*SHORT EXERCISE*. Please write the listing below out again exactly, leaving every picture behind.

*ENTRIES SUPPLIED*.
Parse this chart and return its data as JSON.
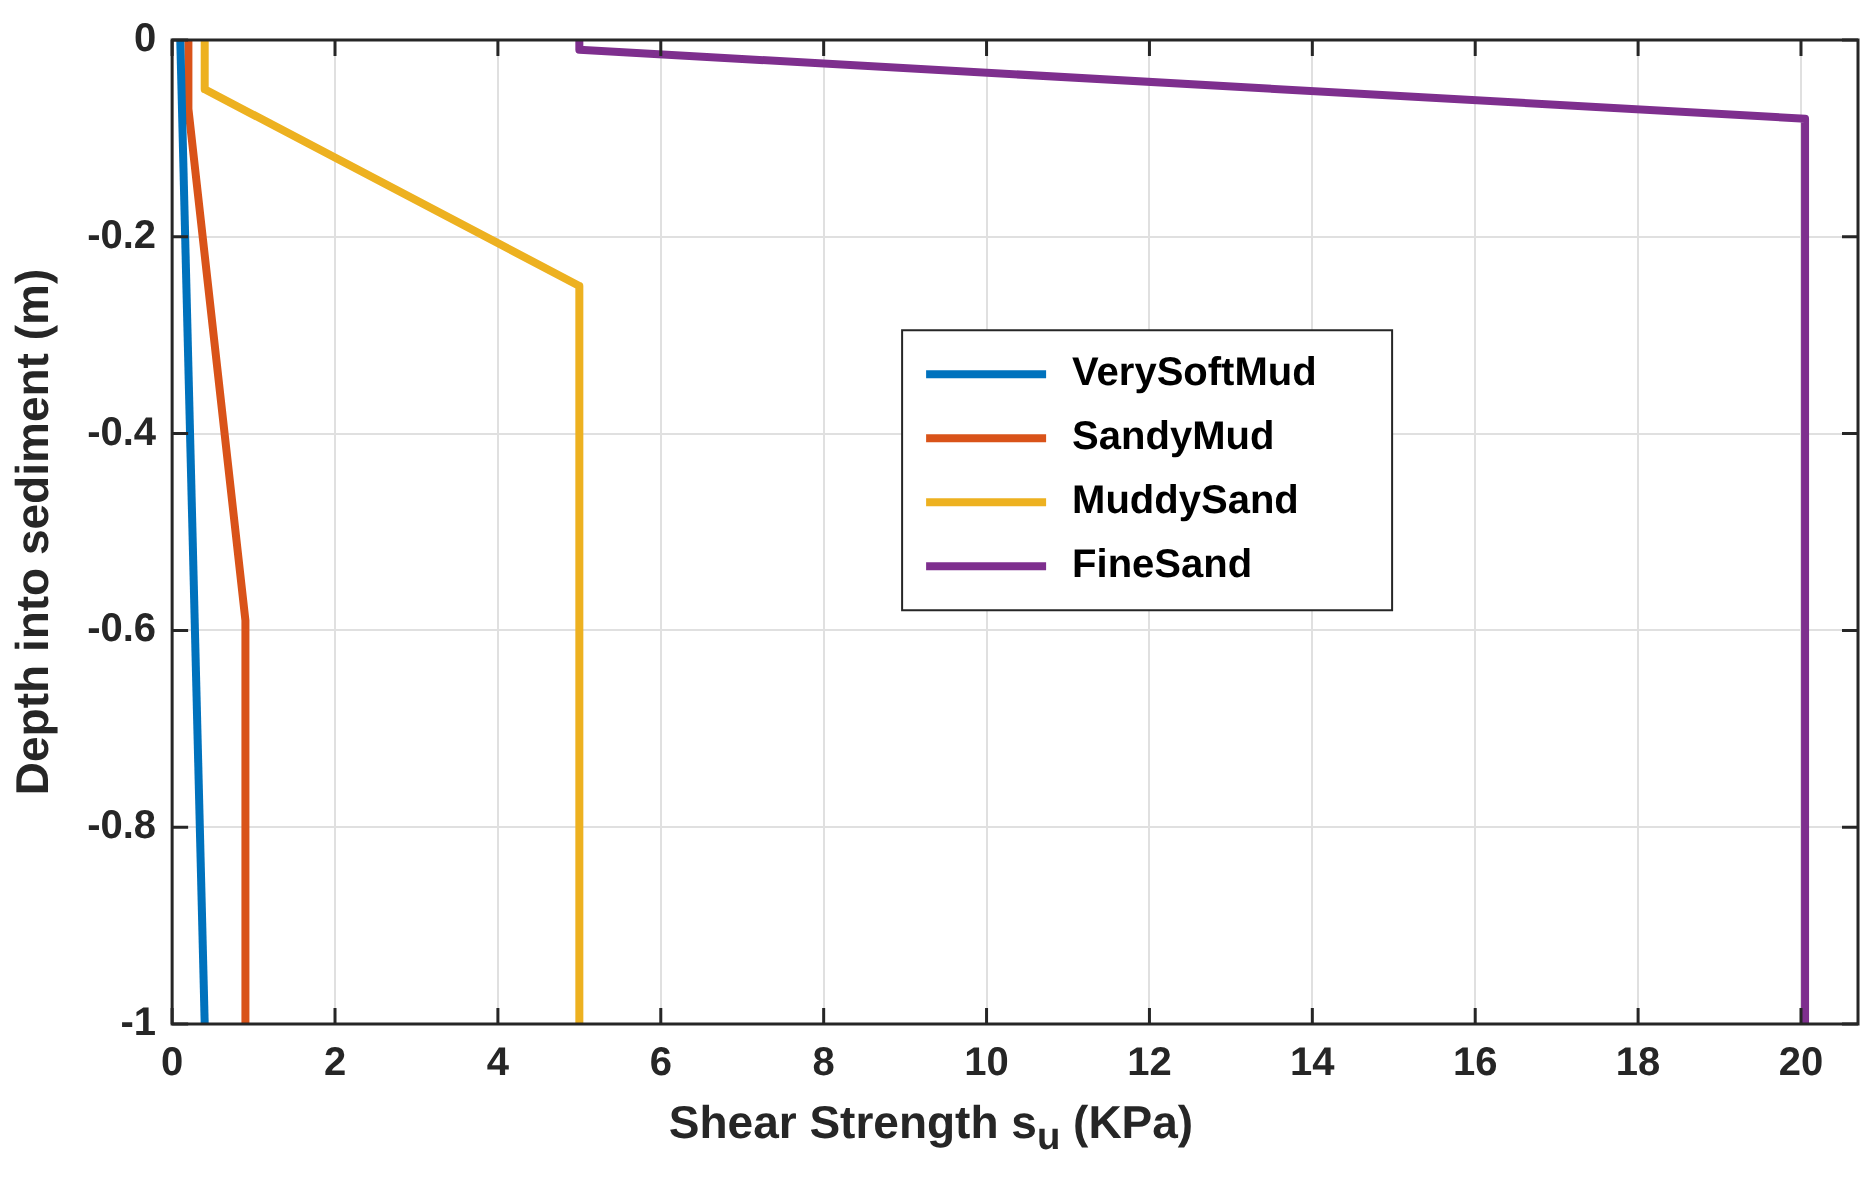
{
  "chart_data": {
    "type": "line",
    "xlabel": "Shear Strength s$_{u}$ (KPa)",
    "ylabel": "Depth into sediment (m)",
    "series": [
      {
        "name": "VerySoftMud",
        "color": "#0072bd",
        "x": [
          0.1,
          0.4
        ],
        "values": [
          0,
          -1
        ]
      },
      {
        "name": "SandyMud",
        "color": "#d95319",
        "x": [
          0.2,
          0.2,
          0.9,
          0.9
        ],
        "values": [
          0,
          -0.07,
          -0.59,
          -1
        ]
      },
      {
        "name": "MuddySand",
        "color": "#edb120",
        "x": [
          0.4,
          0.4,
          5,
          5
        ],
        "values": [
          0,
          -0.05,
          -0.25,
          -1
        ]
      },
      {
        "name": "FineSand",
        "color": "#7e2f8e",
        "x": [
          5,
          5,
          20.05,
          20.05
        ],
        "values": [
          0,
          -0.01,
          -0.08,
          -1
        ]
      }
    ],
    "xlim": [
      0,
      20.7
    ],
    "xticks": [
      0,
      2,
      4,
      6,
      8,
      10,
      12,
      14,
      16,
      18,
      20
    ],
    "ylim": [
      -1,
      0
    ],
    "yticks": [
      -1,
      -0.8,
      -0.6,
      -0.4,
      -0.2,
      0
    ],
    "grid": true,
    "legend": "right",
    "marker": "none",
    "line_style": "solid"
  }
}
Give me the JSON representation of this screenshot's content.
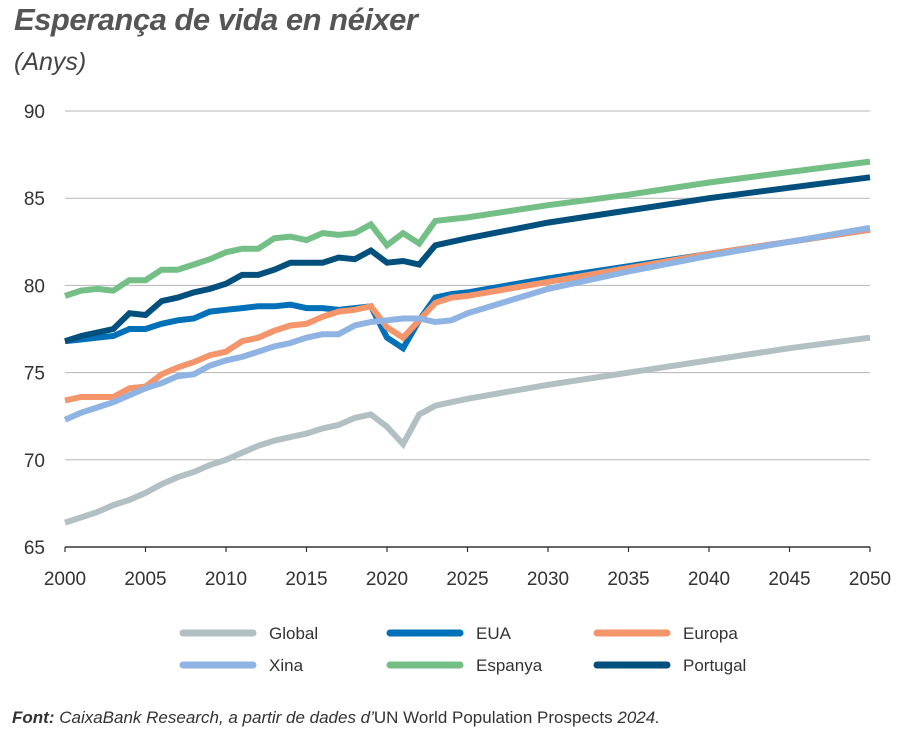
{
  "chart_data": {
    "type": "line",
    "title": "Esperança de vida en néixer",
    "subtitle": "(Anys)",
    "xlabel": "",
    "ylabel": "Anys",
    "xlim": [
      2000,
      2050
    ],
    "ylim": [
      65,
      90
    ],
    "grid": true,
    "legend_position": "bottom",
    "xticks": [
      "2000",
      "2005",
      "2010",
      "2015",
      "2020",
      "2025",
      "2030",
      "2035",
      "2040",
      "2045",
      "2050"
    ],
    "yticks": [
      "65",
      "70",
      "75",
      "80",
      "85",
      "90"
    ],
    "x": [
      2000,
      2001,
      2002,
      2003,
      2004,
      2005,
      2006,
      2007,
      2008,
      2009,
      2010,
      2011,
      2012,
      2013,
      2014,
      2015,
      2016,
      2017,
      2018,
      2019,
      2020,
      2021,
      2022,
      2023,
      2024,
      2025,
      2030,
      2035,
      2040,
      2045,
      2050
    ],
    "series": [
      {
        "name": "Global",
        "color": "#b3c0c3",
        "values": [
          66.4,
          66.7,
          67.0,
          67.4,
          67.7,
          68.1,
          68.6,
          69.0,
          69.3,
          69.7,
          70.0,
          70.4,
          70.8,
          71.1,
          71.3,
          71.5,
          71.8,
          72.0,
          72.4,
          72.6,
          71.9,
          70.9,
          72.6,
          73.1,
          73.3,
          73.5,
          74.3,
          75.0,
          75.7,
          76.4,
          77.0
        ]
      },
      {
        "name": "EUA",
        "color": "#0070b8",
        "values": [
          76.8,
          76.9,
          77.0,
          77.1,
          77.5,
          77.5,
          77.8,
          78.0,
          78.1,
          78.5,
          78.6,
          78.7,
          78.8,
          78.8,
          78.9,
          78.7,
          78.7,
          78.6,
          78.7,
          78.8,
          77.0,
          76.4,
          78.0,
          79.3,
          79.5,
          79.6,
          80.4,
          81.1,
          81.8,
          82.5,
          83.2
        ]
      },
      {
        "name": "Europa",
        "color": "#f4956b",
        "values": [
          73.4,
          73.6,
          73.6,
          73.6,
          74.1,
          74.2,
          74.9,
          75.3,
          75.6,
          76.0,
          76.2,
          76.8,
          77.0,
          77.4,
          77.7,
          77.8,
          78.2,
          78.5,
          78.6,
          78.8,
          77.6,
          77.0,
          78.0,
          79.0,
          79.3,
          79.4,
          80.2,
          81.0,
          81.8,
          82.5,
          83.2
        ]
      },
      {
        "name": "Xina",
        "color": "#8fb3e3",
        "values": [
          72.3,
          72.7,
          73.0,
          73.3,
          73.7,
          74.1,
          74.4,
          74.8,
          74.9,
          75.4,
          75.7,
          75.9,
          76.2,
          76.5,
          76.7,
          77.0,
          77.2,
          77.2,
          77.7,
          77.9,
          78.0,
          78.1,
          78.1,
          77.9,
          78.0,
          78.4,
          79.8,
          80.8,
          81.7,
          82.5,
          83.3
        ]
      },
      {
        "name": "Espanya",
        "color": "#74bf85",
        "values": [
          79.4,
          79.7,
          79.8,
          79.7,
          80.3,
          80.3,
          80.9,
          80.9,
          81.2,
          81.5,
          81.9,
          82.1,
          82.1,
          82.7,
          82.8,
          82.6,
          83.0,
          82.9,
          83.0,
          83.5,
          82.3,
          83.0,
          82.4,
          83.7,
          83.8,
          83.9,
          84.6,
          85.2,
          85.9,
          86.5,
          87.1
        ]
      },
      {
        "name": "Portugal",
        "color": "#004f7d",
        "values": [
          76.8,
          77.1,
          77.3,
          77.5,
          78.4,
          78.3,
          79.1,
          79.3,
          79.6,
          79.8,
          80.1,
          80.6,
          80.6,
          80.9,
          81.3,
          81.3,
          81.3,
          81.6,
          81.5,
          82.0,
          81.3,
          81.4,
          81.2,
          82.3,
          82.5,
          82.7,
          83.6,
          84.3,
          85.0,
          85.6,
          86.2
        ]
      }
    ]
  },
  "source": {
    "label": "Font:",
    "text_italic": "CaixaBank Research, a partir de dades d’",
    "text_regular": "UN World Population Prospects ",
    "year": "2024."
  }
}
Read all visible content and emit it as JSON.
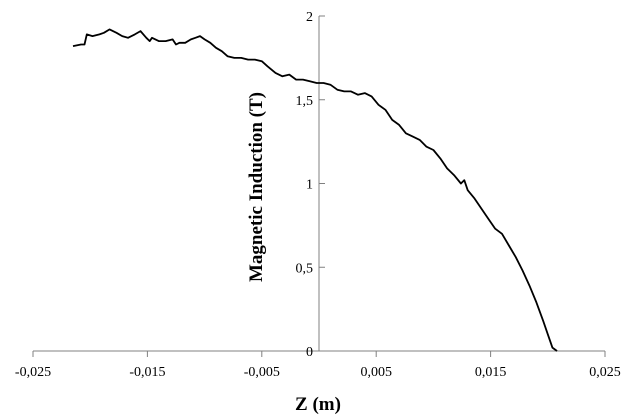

*REPLY*.
Parse this chart and return its data as JSON.
{
  "chart_data": {
    "type": "line",
    "xlabel": "Shear Strength s$_{u}$ (KPa)",
    "ylabel": "Depth into sediment (m)",
    "series": [
      {
        "name": "VerySoftMud",
        "color": "#0072bd",
        "x": [
          0.1,
          0.4
        ],
        "values": [
          0,
          -1
        ]
      },
      {
        "name": "SandyMud",
        "color": "#d95319",
        "x": [
          0.2,
          0.2,
          0.9,
          0.9
        ],
        "values": [
          0,
          -0.07,
          -0.59,
          -1
        ]
      },
      {
        "name": "MuddySand",
        "color": "#edb120",
        "x": [
          0.4,
          0.4,
          5,
          5
        ],
        "values": [
          0,
          -0.05,
          -0.25,
          -1
        ]
      },
      {
        "name": "FineSand",
        "color": "#7e2f8e",
        "x": [
          5,
          5,
          20.05,
          20.05
        ],
        "values": [
          0,
          -0.01,
          -0.08,
          -1
        ]
      }
    ],
    "xlim": [
      0,
      20.7
    ],
    "xticks": [
      0,
      2,
      4,
      6,
      8,
      10,
      12,
      14,
      16,
      18,
      20
    ],
    "ylim": [
      -1,
      0
    ],
    "yticks": [
      -1,
      -0.8,
      -0.6,
      -0.4,
      -0.2,
      0
    ],
    "grid": true,
    "legend": "right",
    "marker": "none",
    "line_style": "solid"
  }
}
Give me the JSON representation of this screenshot's content.
{
  "chart_data": {
    "type": "line",
    "title": "Esperança de vida en néixer",
    "subtitle": "(Anys)",
    "xlabel": "",
    "ylabel": "Anys",
    "xlim": [
      2000,
      2050
    ],
    "ylim": [
      65,
      90
    ],
    "grid": true,
    "legend_position": "bottom",
    "xticks": [
      "2000",
      "2005",
      "2010",
      "2015",
      "2020",
      "2025",
      "2030",
      "2035",
      "2040",
      "2045",
      "2050"
    ],
    "yticks": [
      "65",
      "70",
      "75",
      "80",
      "85",
      "90"
    ],
    "x": [
      2000,
      2001,
      2002,
      2003,
      2004,
      2005,
      2006,
      2007,
      2008,
      2009,
      2010,
      2011,
      2012,
      2013,
      2014,
      2015,
      2016,
      2017,
      2018,
      2019,
      2020,
      2021,
      2022,
      2023,
      2024,
      2025,
      2030,
      2035,
      2040,
      2045,
      2050
    ],
    "series": [
      {
        "name": "Global",
        "color": "#b3c0c3",
        "values": [
          66.4,
          66.7,
          67.0,
          67.4,
          67.7,
          68.1,
          68.6,
          69.0,
          69.3,
          69.7,
          70.0,
          70.4,
          70.8,
          71.1,
          71.3,
          71.5,
          71.8,
          72.0,
          72.4,
          72.6,
          71.9,
          70.9,
          72.6,
          73.1,
          73.3,
          73.5,
          74.3,
          75.0,
          75.7,
          76.4,
          77.0
        ]
      },
      {
        "name": "EUA",
        "color": "#0070b8",
        "values": [
          76.8,
          76.9,
          77.0,
          77.1,
          77.5,
          77.5,
          77.8,
          78.0,
          78.1,
          78.5,
          78.6,
          78.7,
          78.8,
          78.8,
          78.9,
          78.7,
          78.7,
          78.6,
          78.7,
          78.8,
          77.0,
          76.4,
          78.0,
          79.3,
          79.5,
          79.6,
          80.4,
          81.1,
          81.8,
          82.5,
          83.2
        ]
      },
      {
        "name": "Europa",
        "color": "#f4956b",
        "values": [
          73.4,
          73.6,
          73.6,
          73.6,
          74.1,
          74.2,
          74.9,
          75.3,
          75.6,
          76.0,
          76.2,
          76.8,
          77.0,
          77.4,
          77.7,
          77.8,
          78.2,
          78.5,
          78.6,
          78.8,
          77.6,
          77.0,
          78.0,
          79.0,
          79.3,
          79.4,
          80.2,
          81.0,
          81.8,
          82.5,
          83.2
        ]
      },
      {
        "name": "Xina",
        "color": "#8fb3e3",
        "values": [
          72.3,
          72.7,
          73.0,
          73.3,
          73.7,
          74.1,
          74.4,
          74.8,
          74.9,
          75.4,
          75.7,
          75.9,
          76.2,
          76.5,
          76.7,
          77.0,
          77.2,
          77.2,
          77.7,
          77.9,
          78.0,
          78.1,
          78.1,
          77.9,
          78.0,
          78.4,
          79.8,
          80.8,
          81.7,
          82.5,
          83.3
        ]
      },
      {
        "name": "Espanya",
        "color": "#74bf85",
        "values": [
          79.4,
          79.7,
          79.8,
          79.7,
          80.3,
          80.3,
          80.9,
          80.9,
          81.2,
          81.5,
          81.9,
          82.1,
          82.1,
          82.7,
          82.8,
          82.6,
          83.0,
          82.9,
          83.0,
          83.5,
          82.3,
          83.0,
          82.4,
          83.7,
          83.8,
          83.9,
          84.6,
          85.2,
          85.9,
          86.5,
          87.1
        ]
      },
      {
        "name": "Portugal",
        "color": "#004f7d",
        "values": [
          76.8,
          77.1,
          77.3,
          77.5,
          78.4,
          78.3,
          79.1,
          79.3,
          79.6,
          79.8,
          80.1,
          80.6,
          80.6,
          80.9,
          81.3,
          81.3,
          81.3,
          81.6,
          81.5,
          82.0,
          81.3,
          81.4,
          81.2,
          82.3,
          82.5,
          82.7,
          83.6,
          84.3,
          85.0,
          85.6,
          86.2
        ]
      }
    ]
  },
  "source": {
    "label": "Font:",
    "text_italic": "CaixaBank Research, a partir de dades d’",
    "text_regular": "UN World Population Prospects ",
    "year": "2024."
  }
}
Read all visible content and emit it as JSON.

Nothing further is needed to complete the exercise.